> **PROMPT**
Only the pictures are omitted; repeat all other data exactly.

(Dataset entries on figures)
────────
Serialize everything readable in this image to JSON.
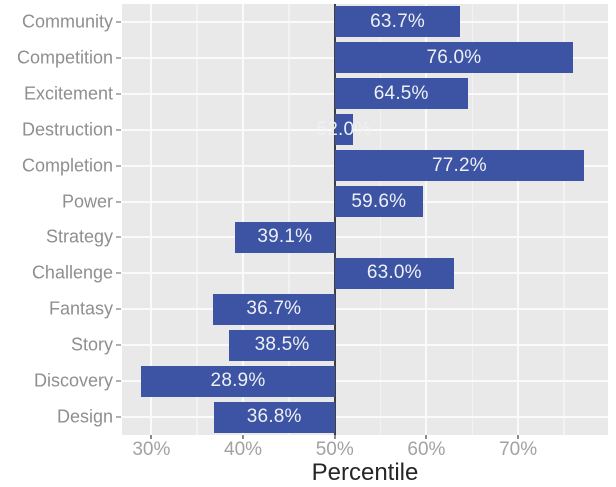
{
  "chart_data": {
    "type": "bar",
    "orientation": "horizontal",
    "title": "",
    "xlabel": "Percentile",
    "ylabel": "",
    "categories": [
      "Community",
      "Competition",
      "Excitement",
      "Destruction",
      "Completion",
      "Power",
      "Strategy",
      "Challenge",
      "Fantasy",
      "Story",
      "Discovery",
      "Design"
    ],
    "values": [
      63.7,
      76.0,
      64.5,
      52.0,
      77.2,
      59.6,
      39.1,
      63.0,
      36.7,
      38.5,
      28.9,
      36.8
    ],
    "value_labels": [
      "63.7%",
      "76.0%",
      "64.5%",
      "52.0%",
      "77.2%",
      "59.6%",
      "39.1%",
      "63.0%",
      "36.7%",
      "38.5%",
      "28.9%",
      "36.8%"
    ],
    "baseline": 50,
    "xlim": [
      26.8,
      79.8
    ],
    "x_major_ticks": [
      30,
      40,
      50,
      60,
      70
    ],
    "x_major_tick_labels": [
      "30%",
      "40%",
      "50%",
      "60%",
      "70%"
    ],
    "x_minor_ticks": [
      35,
      45,
      55,
      65,
      75
    ],
    "grid": true,
    "legend_position": "none",
    "colors": {
      "bar": "#3d54a5",
      "panel": "#e9e9e9",
      "grid_major": "#fafafa",
      "grid_minor": "#f2f2f2",
      "baseline_line": "#3f3f3f",
      "category_label": "#8f8f8f",
      "tick_label": "#a2a2a2",
      "axis_title": "#262626",
      "value_label": "#eef0f3"
    }
  }
}
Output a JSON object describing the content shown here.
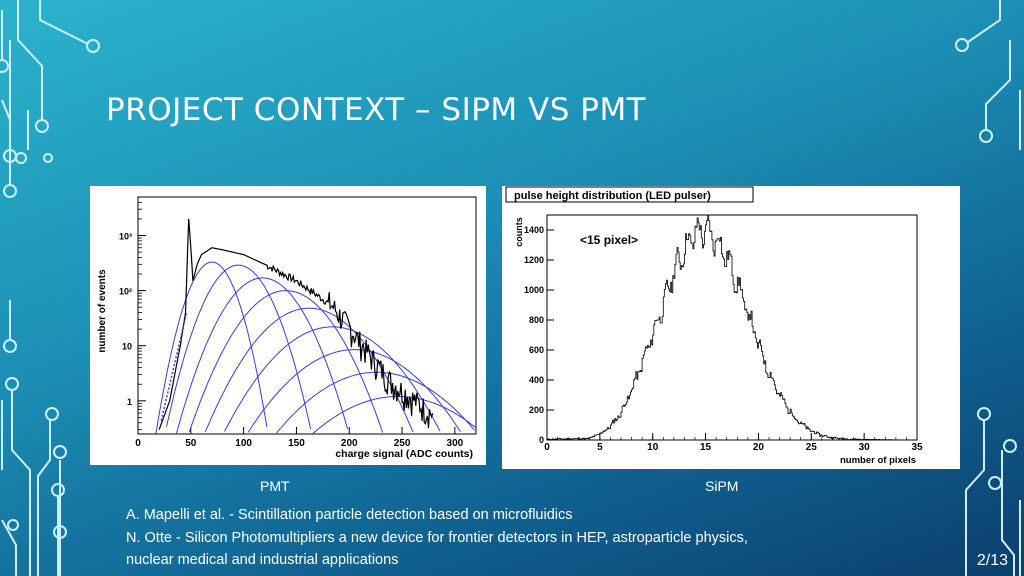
{
  "slide": {
    "title": "PROJECT CONTEXT – SIPM VS PMT",
    "page_number": "2/13",
    "captions": {
      "left": "PMT",
      "right": "SiPM"
    },
    "references": [
      "A. Mapelli et al. - Scintillation particle detection based on microfluidics",
      "N. Otte - Silicon Photomultipliers a new device for frontier detectors in HEP, astroparticle physics,",
      "nuclear medical and industrial applications"
    ],
    "colors": {
      "background_top": "#2bb3cc",
      "background_bottom": "#0c3f6d",
      "circuit": "#cfeff6",
      "fit_curves": "#3b3bcc"
    }
  },
  "chart_data": [
    {
      "type": "line",
      "xlabel": "charge signal (ADC counts)",
      "ylabel": "number of events",
      "log_y": true,
      "xlim": [
        0,
        320
      ],
      "ylim": [
        0.25,
        5000
      ],
      "x_ticks": [
        "0",
        "50",
        "100",
        "150",
        "200",
        "250",
        "300"
      ],
      "y_ticks": [
        "1",
        "10",
        "10²",
        "10³"
      ],
      "series": [
        {
          "x": [
            20,
            30,
            40,
            45,
            48,
            50,
            52,
            56,
            60,
            70,
            80,
            100,
            120,
            150,
            180,
            200,
            220,
            240,
            260,
            280
          ],
          "y": [
            0.3,
            1,
            10,
            40,
            2000,
            600,
            150,
            300,
            450,
            600,
            550,
            450,
            300,
            150,
            60,
            20,
            6,
            2,
            1,
            0.5
          ]
        }
      ],
      "components": [
        {
          "peak_x": 70,
          "peak_y": 330
        },
        {
          "peak_x": 95,
          "peak_y": 290
        },
        {
          "peak_x": 118,
          "peak_y": 170
        },
        {
          "peak_x": 140,
          "peak_y": 100
        },
        {
          "peak_x": 162,
          "peak_y": 48
        },
        {
          "peak_x": 184,
          "peak_y": 22
        },
        {
          "peak_x": 205,
          "peak_y": 8.5
        },
        {
          "peak_x": 226,
          "peak_y": 3.3
        },
        {
          "peak_x": 246,
          "peak_y": 1.2
        }
      ]
    },
    {
      "type": "line",
      "title": "pulse height distribution (LED pulser)",
      "annotation": "<15 pixel>",
      "xlabel": "number of pixels",
      "ylabel": "counts",
      "xlim": [
        0,
        35
      ],
      "ylim": [
        0,
        1500
      ],
      "x_ticks": [
        "0",
        "5",
        "10",
        "15",
        "20",
        "25",
        "30",
        "35"
      ],
      "y_ticks": [
        "0",
        "200",
        "400",
        "600",
        "800",
        "1000",
        "1200",
        "1400"
      ],
      "series": [
        {
          "x": [
            0,
            4,
            5,
            6,
            7,
            8,
            9,
            10,
            11,
            12,
            13,
            14,
            15,
            16,
            17,
            18,
            19,
            20,
            21,
            22,
            23,
            24,
            25,
            26,
            27,
            28,
            30,
            35
          ],
          "y": [
            5,
            10,
            40,
            90,
            180,
            330,
            510,
            700,
            900,
            1120,
            1270,
            1380,
            1400,
            1340,
            1220,
            1050,
            850,
            640,
            450,
            300,
            190,
            110,
            60,
            30,
            15,
            8,
            3,
            0
          ]
        }
      ]
    }
  ]
}
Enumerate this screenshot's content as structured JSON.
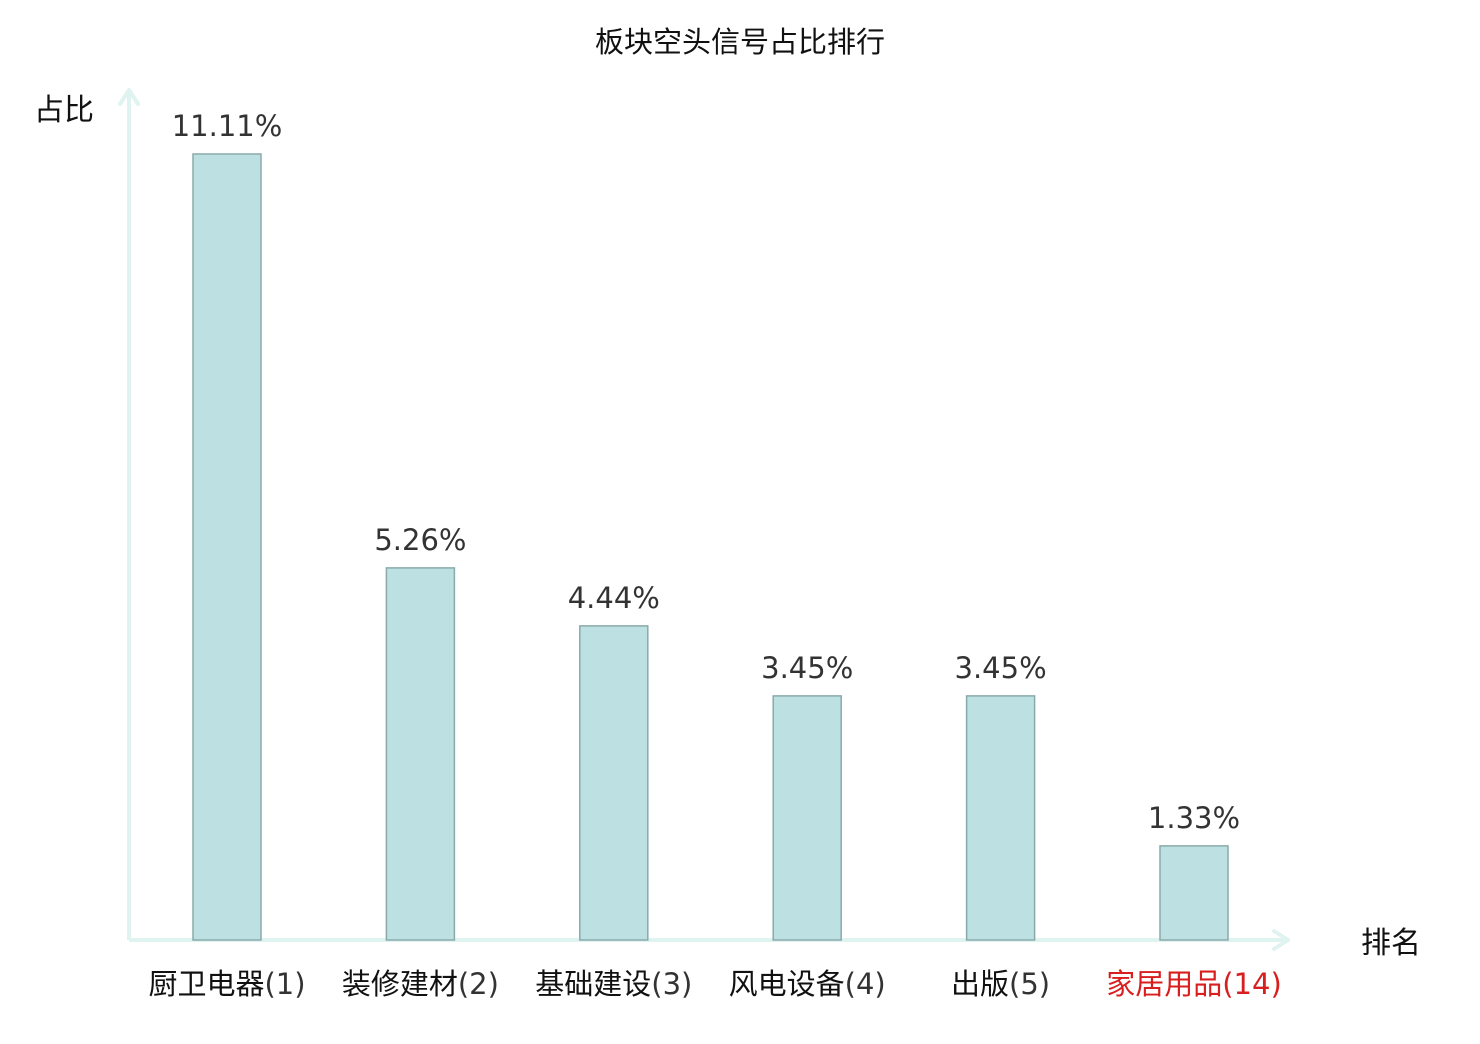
{
  "chart_data": {
    "type": "bar",
    "title": "板块空头信号占比排行",
    "ylabel": "占比",
    "xlabel": "排名",
    "ylim": [
      0,
      12
    ],
    "grid": false,
    "legend": "none",
    "categories": [
      {
        "name": "厨卫电器",
        "rank": "(1)",
        "highlight": false
      },
      {
        "name": "装修建材",
        "rank": "(2)",
        "highlight": false
      },
      {
        "name": "基础建设",
        "rank": "(3)",
        "highlight": false
      },
      {
        "name": "风电设备",
        "rank": "(4)",
        "highlight": false
      },
      {
        "name": "出版",
        "rank": "(5)",
        "highlight": false
      },
      {
        "name": "家居用品",
        "rank": "(14)",
        "highlight": true
      }
    ],
    "values": [
      11.11,
      5.26,
      4.44,
      3.45,
      3.45,
      1.33
    ],
    "value_labels": [
      "11.11%",
      "5.26%",
      "4.44%",
      "3.45%",
      "3.45%",
      "1.33%"
    ],
    "colors": {
      "bar_fill": "#bde0e3",
      "bar_stroke": "#8aaaaa",
      "axis": "#dff3f0",
      "text": "#333333",
      "highlight_text": "#d81e1e"
    }
  }
}
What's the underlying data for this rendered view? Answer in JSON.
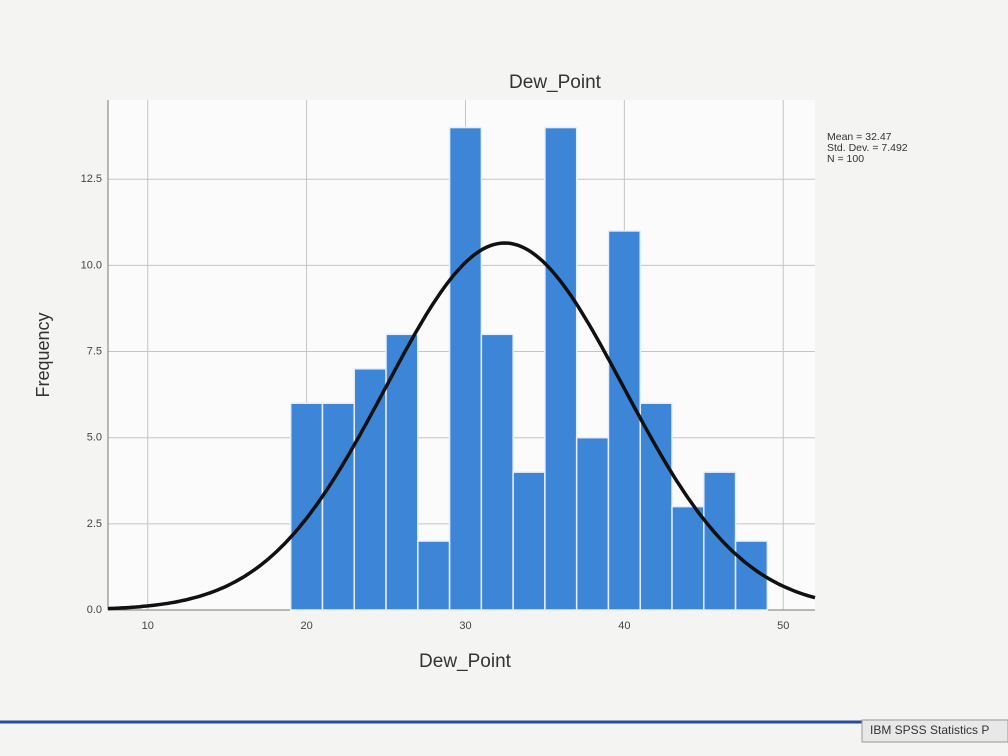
{
  "chart_data": {
    "type": "histogram",
    "title": "Dew_Point",
    "x_label": "Dew_Point",
    "y_label": "Frequency",
    "bins": [
      19,
      21,
      23,
      25,
      27,
      29,
      31,
      33,
      35,
      37,
      39,
      41,
      43,
      45,
      47,
      49
    ],
    "values": [
      6,
      6,
      7,
      8,
      2,
      14,
      8,
      4,
      14,
      5,
      11,
      6,
      3,
      4,
      2
    ],
    "color": "#3d85d6",
    "xlim": [
      7.5,
      52
    ],
    "xticks": [
      10,
      20,
      30,
      40,
      50
    ],
    "ylim": [
      0,
      14.8
    ],
    "yticks": [
      {
        "value": 0,
        "label": "0.0"
      },
      {
        "value": 2.5,
        "label": "2.5"
      },
      {
        "value": 5,
        "label": "5.0"
      },
      {
        "value": 7.5,
        "label": "7.5"
      },
      {
        "value": 10,
        "label": "10.0"
      },
      {
        "value": 12.5,
        "label": "12.5"
      }
    ],
    "grid": true,
    "normal_curve": {
      "mean": 32.47,
      "std_dev": 7.492,
      "n": 100,
      "color": "#111111",
      "labels": [
        "Mean = 32.47",
        "Std. Dev. = 7.492",
        "N = 100"
      ]
    }
  },
  "status_bar": "IBM SPSS Statistics P"
}
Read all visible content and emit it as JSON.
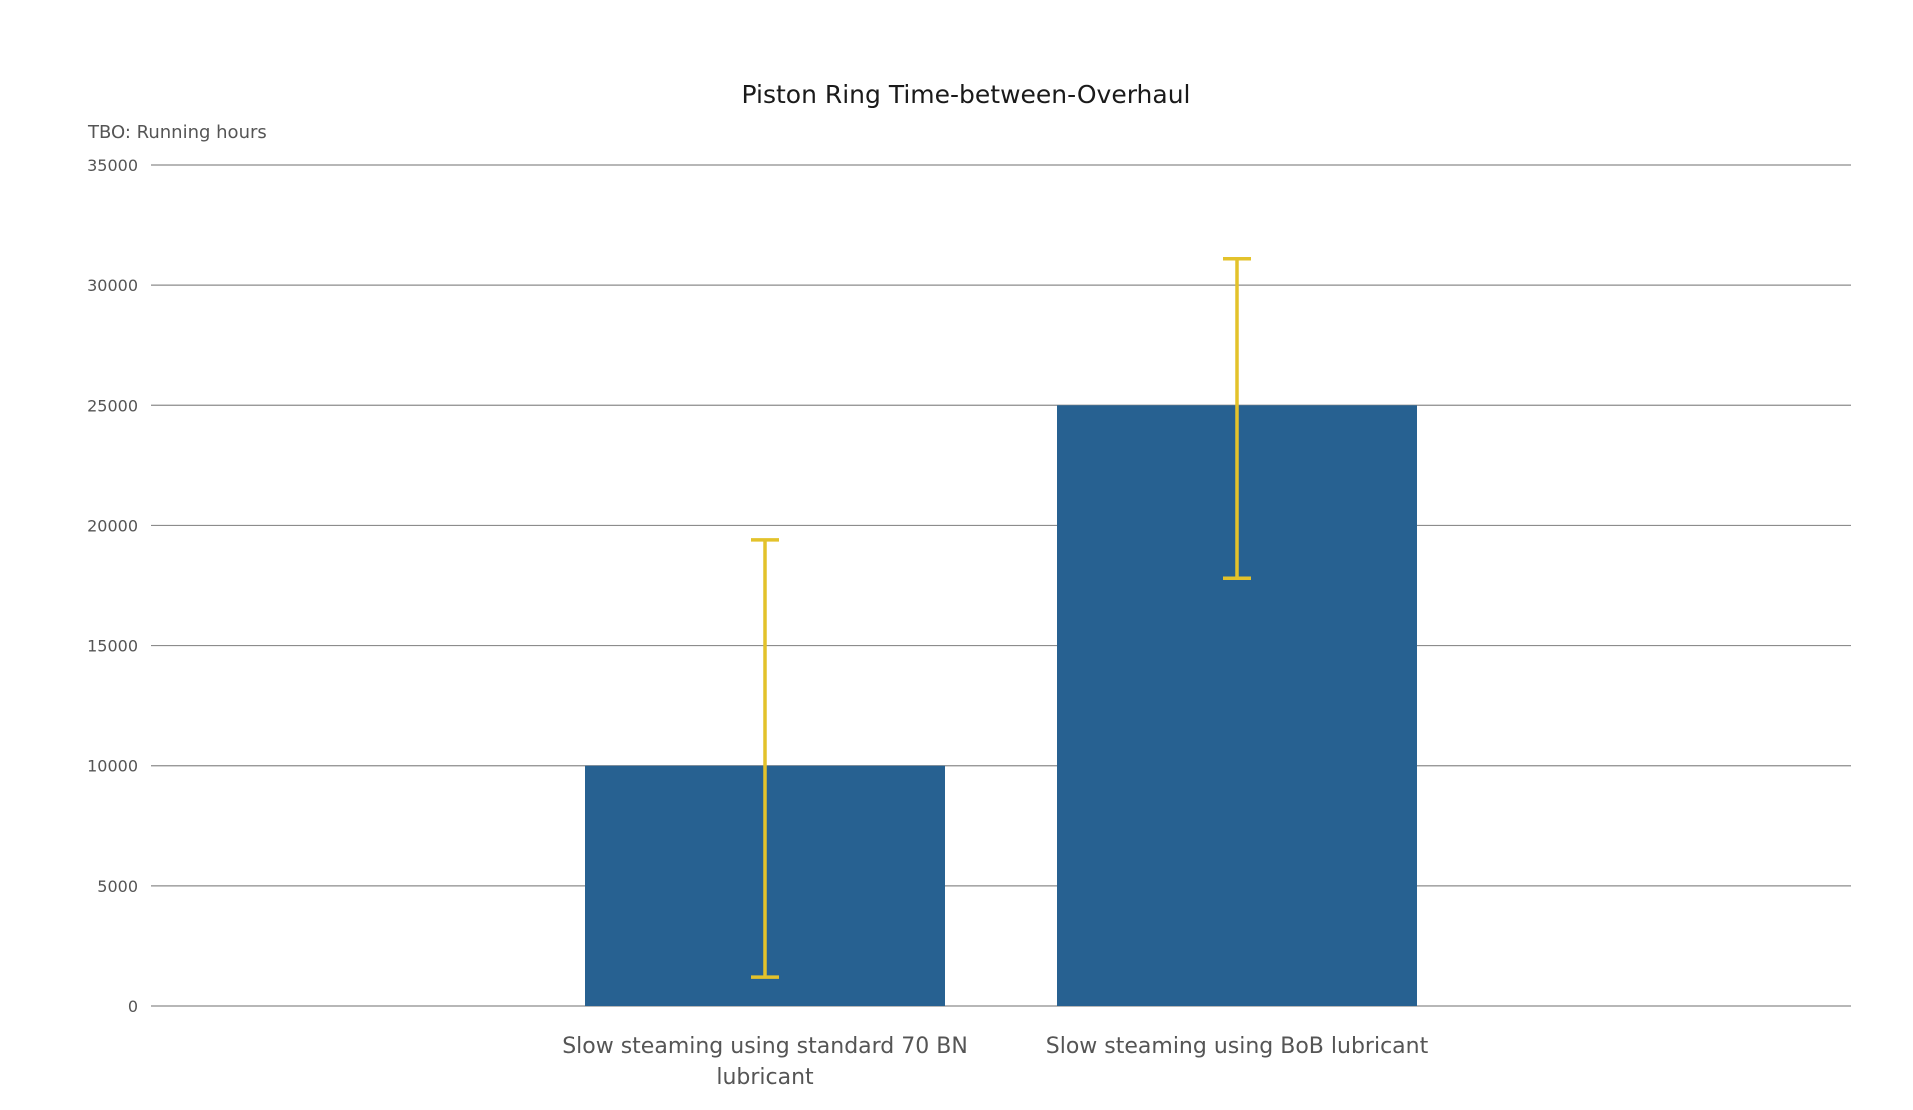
────────
> **WRITTEN RESPONSE**
Serialize everything readable in this image to JSON.
{
  "chart_data": {
    "type": "bar",
    "orientation": "horizontal",
    "title": "",
    "xlabel": "Percentile",
    "ylabel": "",
    "categories": [
      "Community",
      "Competition",
      "Excitement",
      "Destruction",
      "Completion",
      "Power",
      "Strategy",
      "Challenge",
      "Fantasy",
      "Story",
      "Discovery",
      "Design"
    ],
    "values": [
      63.7,
      76.0,
      64.5,
      52.0,
      77.2,
      59.6,
      39.1,
      63.0,
      36.7,
      38.5,
      28.9,
      36.8
    ],
    "value_labels": [
      "63.7%",
      "76.0%",
      "64.5%",
      "52.0%",
      "77.2%",
      "59.6%",
      "39.1%",
      "63.0%",
      "36.7%",
      "38.5%",
      "28.9%",
      "36.8%"
    ],
    "baseline": 50,
    "xlim": [
      26.8,
      79.8
    ],
    "x_major_ticks": [
      30,
      40,
      50,
      60,
      70
    ],
    "x_major_tick_labels": [
      "30%",
      "40%",
      "50%",
      "60%",
      "70%"
    ],
    "x_minor_ticks": [
      35,
      45,
      55,
      65,
      75
    ],
    "grid": true,
    "legend_position": "none",
    "colors": {
      "bar": "#3d54a5",
      "panel": "#e9e9e9",
      "grid_major": "#fafafa",
      "grid_minor": "#f2f2f2",
      "baseline_line": "#3f3f3f",
      "category_label": "#8f8f8f",
      "tick_label": "#a2a2a2",
      "axis_title": "#262626",
      "value_label": "#eef0f3"
    }
  }
}
Output a JSON object describing the content shown here.
{
  "slide": {
    "title": "PROJECT CONTEXT – SIPM VS PMT",
    "page_number": "2/13",
    "captions": {
      "left": "PMT",
      "right": "SiPM"
    },
    "references": [
      "A. Mapelli et al. - Scintillation particle detection based on microfluidics",
      "N. Otte - Silicon Photomultipliers a new device for frontier detectors in HEP, astroparticle physics,",
      "nuclear medical and industrial applications"
    ],
    "colors": {
      "background_top": "#2bb3cc",
      "background_bottom": "#0c3f6d",
      "circuit": "#cfeff6",
      "fit_curves": "#3b3bcc"
    }
  },
  "chart_data": [
    {
      "type": "line",
      "xlabel": "charge signal (ADC counts)",
      "ylabel": "number of events",
      "log_y": true,
      "xlim": [
        0,
        320
      ],
      "ylim": [
        0.25,
        5000
      ],
      "x_ticks": [
        "0",
        "50",
        "100",
        "150",
        "200",
        "250",
        "300"
      ],
      "y_ticks": [
        "1",
        "10",
        "10²",
        "10³"
      ],
      "series": [
        {
          "x": [
            20,
            30,
            40,
            45,
            48,
            50,
            52,
            56,
            60,
            70,
            80,
            100,
            120,
            150,
            180,
            200,
            220,
            240,
            260,
            280
          ],
          "y": [
            0.3,
            1,
            10,
            40,
            2000,
            600,
            150,
            300,
            450,
            600,
            550,
            450,
            300,
            150,
            60,
            20,
            6,
            2,
            1,
            0.5
          ]
        }
      ],
      "components": [
        {
          "peak_x": 70,
          "peak_y": 330
        },
        {
          "peak_x": 95,
          "peak_y": 290
        },
        {
          "peak_x": 118,
          "peak_y": 170
        },
        {
          "peak_x": 140,
          "peak_y": 100
        },
        {
          "peak_x": 162,
          "peak_y": 48
        },
        {
          "peak_x": 184,
          "peak_y": 22
        },
        {
          "peak_x": 205,
          "peak_y": 8.5
        },
        {
          "peak_x": 226,
          "peak_y": 3.3
        },
        {
          "peak_x": 246,
          "peak_y": 1.2
        }
      ]
    },
    {
      "type": "line",
      "title": "pulse height distribution (LED pulser)",
      "annotation": "<15 pixel>",
      "xlabel": "number of pixels",
      "ylabel": "counts",
      "xlim": [
        0,
        35
      ],
      "ylim": [
        0,
        1500
      ],
      "x_ticks": [
        "0",
        "5",
        "10",
        "15",
        "20",
        "25",
        "30",
        "35"
      ],
      "y_ticks": [
        "0",
        "200",
        "400",
        "600",
        "800",
        "1000",
        "1200",
        "1400"
      ],
      "series": [
        {
          "x": [
            0,
            4,
            5,
            6,
            7,
            8,
            9,
            10,
            11,
            12,
            13,
            14,
            15,
            16,
            17,
            18,
            19,
            20,
            21,
            22,
            23,
            24,
            25,
            26,
            27,
            28,
            30,
            35
          ],
          "y": [
            5,
            10,
            40,
            90,
            180,
            330,
            510,
            700,
            900,
            1120,
            1270,
            1380,
            1400,
            1340,
            1220,
            1050,
            850,
            640,
            450,
            300,
            190,
            110,
            60,
            30,
            15,
            8,
            3,
            0
          ]
        }
      ]
    }
  ]
}
Enumerate this screenshot's content as structured JSON.
{
  "chart_data": {
    "type": "bar",
    "title": "板块空头信号占比排行",
    "ylabel": "占比",
    "xlabel": "排名",
    "ylim": [
      0,
      12
    ],
    "grid": false,
    "legend": "none",
    "categories": [
      {
        "name": "厨卫电器",
        "rank": "(1)",
        "highlight": false
      },
      {
        "name": "装修建材",
        "rank": "(2)",
        "highlight": false
      },
      {
        "name": "基础建设",
        "rank": "(3)",
        "highlight": false
      },
      {
        "name": "风电设备",
        "rank": "(4)",
        "highlight": false
      },
      {
        "name": "出版",
        "rank": "(5)",
        "highlight": false
      },
      {
        "name": "家居用品",
        "rank": "(14)",
        "highlight": true
      }
    ],
    "values": [
      11.11,
      5.26,
      4.44,
      3.45,
      3.45,
      1.33
    ],
    "value_labels": [
      "11.11%",
      "5.26%",
      "4.44%",
      "3.45%",
      "3.45%",
      "1.33%"
    ],
    "colors": {
      "bar_fill": "#bde0e3",
      "bar_stroke": "#8aaaaa",
      "axis": "#dff3f0",
      "text": "#333333",
      "highlight_text": "#d81e1e"
    }
  }
}
What's the underlying data for this rendered view? Answer in JSON.
{
  "chart_data": {
    "type": "histogram",
    "title": "Dew_Point",
    "x_label": "Dew_Point",
    "y_label": "Frequency",
    "bins": [
      19,
      21,
      23,
      25,
      27,
      29,
      31,
      33,
      35,
      37,
      39,
      41,
      43,
      45,
      47,
      49
    ],
    "values": [
      6,
      6,
      7,
      8,
      2,
      14,
      8,
      4,
      14,
      5,
      11,
      6,
      3,
      4,
      2
    ],
    "color": "#3d85d6",
    "xlim": [
      7.5,
      52
    ],
    "xticks": [
      10,
      20,
      30,
      40,
      50
    ],
    "ylim": [
      0,
      14.8
    ],
    "yticks": [
      {
        "value": 0,
        "label": "0.0"
      },
      {
        "value": 2.5,
        "label": "2.5"
      },
      {
        "value": 5,
        "label": "5.0"
      },
      {
        "value": 7.5,
        "label": "7.5"
      },
      {
        "value": 10,
        "label": "10.0"
      },
      {
        "value": 12.5,
        "label": "12.5"
      }
    ],
    "grid": true,
    "normal_curve": {
      "mean": 32.47,
      "std_dev": 7.492,
      "n": 100,
      "color": "#111111",
      "labels": [
        "Mean = 32.47",
        "Std. Dev. = 7.492",
        "N = 100"
      ]
    }
  },
  "status_bar": "IBM SPSS Statistics P"
}
Read all visible content and emit it as JSON.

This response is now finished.